Instructions for the task
Search the data for the string "Answer" and gather each line it is in.

Input
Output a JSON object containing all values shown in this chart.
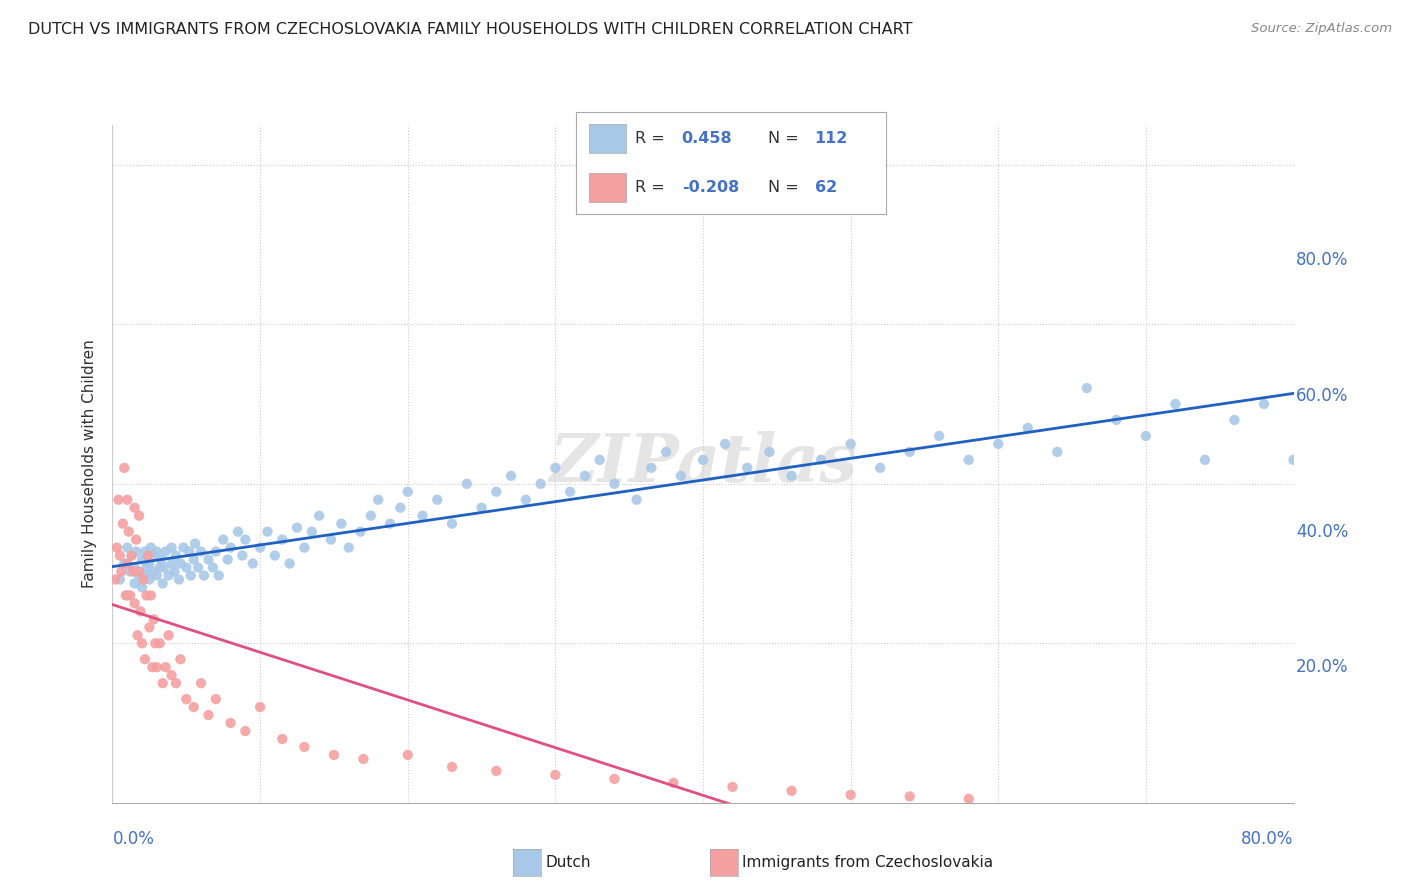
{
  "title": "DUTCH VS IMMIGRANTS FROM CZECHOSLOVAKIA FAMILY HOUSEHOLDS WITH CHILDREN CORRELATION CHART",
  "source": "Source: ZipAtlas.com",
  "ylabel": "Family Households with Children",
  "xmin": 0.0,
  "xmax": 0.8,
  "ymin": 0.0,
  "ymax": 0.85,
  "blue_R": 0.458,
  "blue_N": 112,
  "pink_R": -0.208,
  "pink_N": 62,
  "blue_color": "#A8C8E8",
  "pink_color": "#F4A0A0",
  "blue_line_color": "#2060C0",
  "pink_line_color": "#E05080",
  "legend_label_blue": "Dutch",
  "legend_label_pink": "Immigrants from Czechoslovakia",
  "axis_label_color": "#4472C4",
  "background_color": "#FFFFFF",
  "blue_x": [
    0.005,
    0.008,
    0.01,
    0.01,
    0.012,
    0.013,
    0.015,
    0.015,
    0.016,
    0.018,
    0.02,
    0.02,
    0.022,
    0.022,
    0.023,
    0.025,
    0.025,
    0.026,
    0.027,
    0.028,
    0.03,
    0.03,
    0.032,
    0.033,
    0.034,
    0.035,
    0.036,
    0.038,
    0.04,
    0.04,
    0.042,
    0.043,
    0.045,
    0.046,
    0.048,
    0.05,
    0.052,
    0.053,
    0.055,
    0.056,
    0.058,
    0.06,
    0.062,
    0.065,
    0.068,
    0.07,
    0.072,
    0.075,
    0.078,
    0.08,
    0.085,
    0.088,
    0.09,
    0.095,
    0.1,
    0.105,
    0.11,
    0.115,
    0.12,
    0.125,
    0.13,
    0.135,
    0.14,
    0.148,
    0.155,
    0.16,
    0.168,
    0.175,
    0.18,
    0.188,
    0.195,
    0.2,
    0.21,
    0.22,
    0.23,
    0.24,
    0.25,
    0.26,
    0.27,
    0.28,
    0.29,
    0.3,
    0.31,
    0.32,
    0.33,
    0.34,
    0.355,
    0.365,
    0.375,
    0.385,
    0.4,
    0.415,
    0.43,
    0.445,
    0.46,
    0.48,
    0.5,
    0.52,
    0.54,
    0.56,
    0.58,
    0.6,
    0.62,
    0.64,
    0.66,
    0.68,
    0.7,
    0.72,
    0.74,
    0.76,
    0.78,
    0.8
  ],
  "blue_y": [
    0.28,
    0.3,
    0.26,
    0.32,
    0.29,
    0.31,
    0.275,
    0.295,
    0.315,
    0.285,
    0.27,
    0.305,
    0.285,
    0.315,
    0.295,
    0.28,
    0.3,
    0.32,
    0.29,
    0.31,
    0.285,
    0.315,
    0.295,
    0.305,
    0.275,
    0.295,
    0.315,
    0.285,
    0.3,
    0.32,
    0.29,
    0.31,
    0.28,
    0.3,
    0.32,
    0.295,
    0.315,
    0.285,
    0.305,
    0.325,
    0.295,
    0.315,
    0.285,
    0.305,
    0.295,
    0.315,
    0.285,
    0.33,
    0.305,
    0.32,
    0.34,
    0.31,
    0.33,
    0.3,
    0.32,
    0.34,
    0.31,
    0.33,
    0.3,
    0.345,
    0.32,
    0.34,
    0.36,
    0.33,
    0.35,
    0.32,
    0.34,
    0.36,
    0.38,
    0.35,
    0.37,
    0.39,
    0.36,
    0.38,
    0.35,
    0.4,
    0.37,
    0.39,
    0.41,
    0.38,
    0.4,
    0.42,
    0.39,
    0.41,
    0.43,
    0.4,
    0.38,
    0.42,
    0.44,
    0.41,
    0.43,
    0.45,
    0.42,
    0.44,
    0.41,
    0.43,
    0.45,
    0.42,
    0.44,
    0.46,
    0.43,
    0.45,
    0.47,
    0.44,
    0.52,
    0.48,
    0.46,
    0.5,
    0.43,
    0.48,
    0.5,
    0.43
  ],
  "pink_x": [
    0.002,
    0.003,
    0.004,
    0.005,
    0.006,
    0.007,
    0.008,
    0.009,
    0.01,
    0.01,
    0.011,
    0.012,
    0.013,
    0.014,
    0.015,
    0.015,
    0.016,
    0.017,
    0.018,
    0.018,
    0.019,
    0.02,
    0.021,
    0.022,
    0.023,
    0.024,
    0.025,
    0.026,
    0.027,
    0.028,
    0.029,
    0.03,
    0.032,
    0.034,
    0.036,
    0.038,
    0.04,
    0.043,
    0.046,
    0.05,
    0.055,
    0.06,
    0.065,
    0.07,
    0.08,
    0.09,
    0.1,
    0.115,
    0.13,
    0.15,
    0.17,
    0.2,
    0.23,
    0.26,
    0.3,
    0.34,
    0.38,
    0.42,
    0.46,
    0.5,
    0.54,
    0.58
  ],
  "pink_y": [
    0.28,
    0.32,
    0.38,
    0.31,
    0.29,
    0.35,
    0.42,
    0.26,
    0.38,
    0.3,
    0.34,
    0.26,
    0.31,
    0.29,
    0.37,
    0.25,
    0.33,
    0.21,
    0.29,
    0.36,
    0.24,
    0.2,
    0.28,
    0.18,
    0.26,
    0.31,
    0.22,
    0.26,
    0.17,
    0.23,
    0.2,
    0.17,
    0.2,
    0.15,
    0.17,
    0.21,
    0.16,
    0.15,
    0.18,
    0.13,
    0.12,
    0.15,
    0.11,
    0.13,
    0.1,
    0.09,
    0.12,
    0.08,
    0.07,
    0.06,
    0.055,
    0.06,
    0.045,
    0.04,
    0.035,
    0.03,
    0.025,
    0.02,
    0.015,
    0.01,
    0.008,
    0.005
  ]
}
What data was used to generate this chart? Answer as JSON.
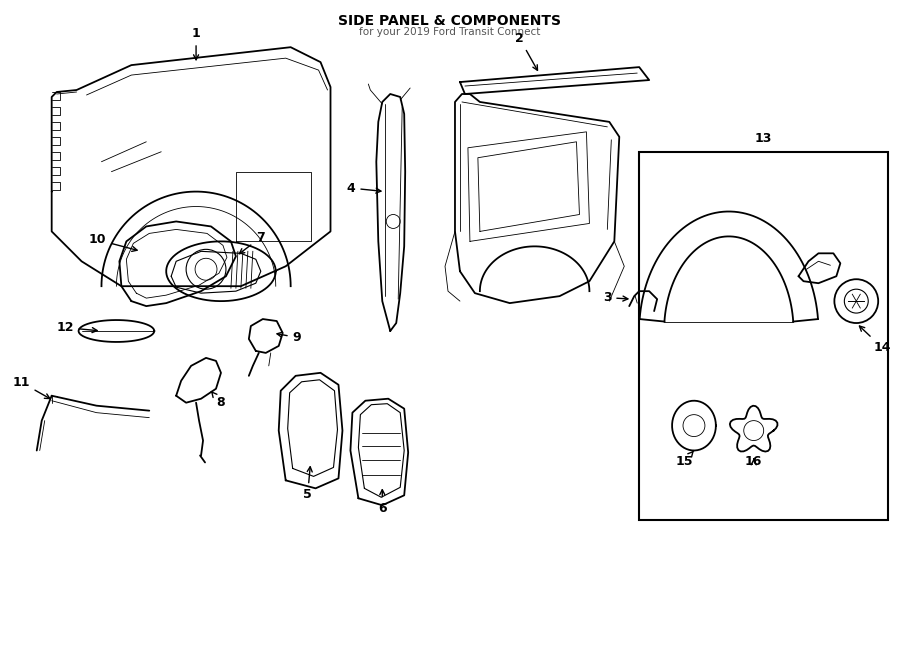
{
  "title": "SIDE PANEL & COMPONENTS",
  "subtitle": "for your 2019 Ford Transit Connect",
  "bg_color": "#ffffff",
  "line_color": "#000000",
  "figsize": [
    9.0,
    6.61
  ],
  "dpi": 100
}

---

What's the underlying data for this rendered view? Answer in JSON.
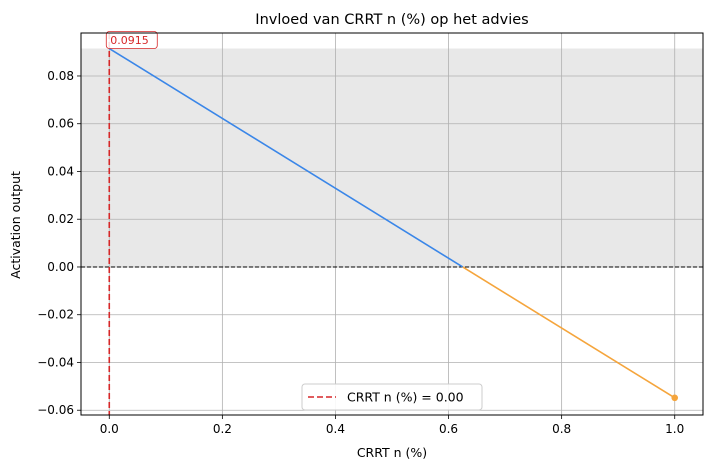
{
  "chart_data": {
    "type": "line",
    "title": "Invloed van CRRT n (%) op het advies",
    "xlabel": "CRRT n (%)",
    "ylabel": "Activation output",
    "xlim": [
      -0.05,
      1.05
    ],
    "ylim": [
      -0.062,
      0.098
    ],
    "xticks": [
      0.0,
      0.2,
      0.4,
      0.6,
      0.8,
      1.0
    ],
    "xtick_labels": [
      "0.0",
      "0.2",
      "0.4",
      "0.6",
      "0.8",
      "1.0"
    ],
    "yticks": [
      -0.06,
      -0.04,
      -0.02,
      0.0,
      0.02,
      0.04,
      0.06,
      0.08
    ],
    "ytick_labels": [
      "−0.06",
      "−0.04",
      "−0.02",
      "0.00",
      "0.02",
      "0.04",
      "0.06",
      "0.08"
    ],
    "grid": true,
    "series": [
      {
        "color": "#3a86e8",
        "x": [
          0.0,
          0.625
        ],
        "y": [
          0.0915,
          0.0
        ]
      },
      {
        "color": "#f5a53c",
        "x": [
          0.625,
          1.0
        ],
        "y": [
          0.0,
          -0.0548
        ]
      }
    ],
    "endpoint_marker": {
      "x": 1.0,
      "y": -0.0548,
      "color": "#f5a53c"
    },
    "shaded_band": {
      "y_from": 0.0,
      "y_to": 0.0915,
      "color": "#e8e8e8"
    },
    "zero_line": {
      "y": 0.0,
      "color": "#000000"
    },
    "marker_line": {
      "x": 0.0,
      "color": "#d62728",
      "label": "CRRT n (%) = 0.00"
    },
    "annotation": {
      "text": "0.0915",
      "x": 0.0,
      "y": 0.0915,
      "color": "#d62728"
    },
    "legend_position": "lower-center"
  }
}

Finished exercise
What data was used to generate this chart? Answer as JSON.
What's the underlying data for this rendered view? Answer in JSON.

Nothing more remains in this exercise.